## Prompt
Tally the lines that hold the word "समयबद" and reply with that figure only.

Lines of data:
※
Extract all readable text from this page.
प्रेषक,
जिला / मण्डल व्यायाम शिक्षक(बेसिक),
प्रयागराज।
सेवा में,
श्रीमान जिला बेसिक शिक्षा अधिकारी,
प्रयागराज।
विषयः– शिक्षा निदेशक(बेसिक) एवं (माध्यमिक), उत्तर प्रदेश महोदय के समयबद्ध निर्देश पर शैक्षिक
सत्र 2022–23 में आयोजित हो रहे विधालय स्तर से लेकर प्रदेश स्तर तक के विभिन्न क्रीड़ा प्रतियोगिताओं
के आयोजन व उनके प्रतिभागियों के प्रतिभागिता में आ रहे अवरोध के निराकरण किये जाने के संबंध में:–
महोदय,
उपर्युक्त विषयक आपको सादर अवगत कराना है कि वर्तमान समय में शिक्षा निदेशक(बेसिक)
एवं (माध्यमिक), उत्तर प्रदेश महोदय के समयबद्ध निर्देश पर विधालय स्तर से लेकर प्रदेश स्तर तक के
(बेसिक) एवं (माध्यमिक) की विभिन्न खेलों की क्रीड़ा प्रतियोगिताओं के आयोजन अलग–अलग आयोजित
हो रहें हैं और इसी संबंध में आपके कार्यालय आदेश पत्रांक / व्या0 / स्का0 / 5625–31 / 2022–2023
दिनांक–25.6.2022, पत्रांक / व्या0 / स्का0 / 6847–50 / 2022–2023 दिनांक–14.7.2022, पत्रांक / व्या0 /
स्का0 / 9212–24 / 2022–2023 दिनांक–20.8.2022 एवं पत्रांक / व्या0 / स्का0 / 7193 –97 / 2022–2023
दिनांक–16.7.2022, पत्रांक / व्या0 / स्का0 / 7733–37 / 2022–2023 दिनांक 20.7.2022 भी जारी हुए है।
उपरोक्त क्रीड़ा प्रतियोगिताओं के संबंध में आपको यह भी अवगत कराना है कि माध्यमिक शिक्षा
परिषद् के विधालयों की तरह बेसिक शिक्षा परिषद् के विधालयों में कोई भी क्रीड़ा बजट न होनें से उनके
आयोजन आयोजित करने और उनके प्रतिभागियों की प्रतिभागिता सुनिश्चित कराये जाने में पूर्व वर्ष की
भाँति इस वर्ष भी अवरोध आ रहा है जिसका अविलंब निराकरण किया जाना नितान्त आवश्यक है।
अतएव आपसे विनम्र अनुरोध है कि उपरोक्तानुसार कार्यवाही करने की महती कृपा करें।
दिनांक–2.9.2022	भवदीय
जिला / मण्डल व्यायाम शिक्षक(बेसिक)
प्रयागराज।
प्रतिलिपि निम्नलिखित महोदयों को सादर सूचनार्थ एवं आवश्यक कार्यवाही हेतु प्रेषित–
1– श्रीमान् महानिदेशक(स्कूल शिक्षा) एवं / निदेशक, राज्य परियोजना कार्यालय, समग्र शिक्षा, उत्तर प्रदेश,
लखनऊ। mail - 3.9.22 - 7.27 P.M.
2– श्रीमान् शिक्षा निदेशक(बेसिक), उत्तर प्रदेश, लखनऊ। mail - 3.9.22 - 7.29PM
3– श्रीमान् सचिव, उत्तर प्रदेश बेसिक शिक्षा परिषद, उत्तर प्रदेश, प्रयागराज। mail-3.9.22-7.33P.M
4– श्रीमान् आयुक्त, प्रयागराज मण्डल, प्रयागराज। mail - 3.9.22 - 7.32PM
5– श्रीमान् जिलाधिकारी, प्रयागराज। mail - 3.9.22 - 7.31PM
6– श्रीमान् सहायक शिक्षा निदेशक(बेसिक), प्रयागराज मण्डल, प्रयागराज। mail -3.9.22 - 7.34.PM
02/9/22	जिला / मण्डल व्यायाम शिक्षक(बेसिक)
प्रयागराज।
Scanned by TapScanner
※
## Task result
2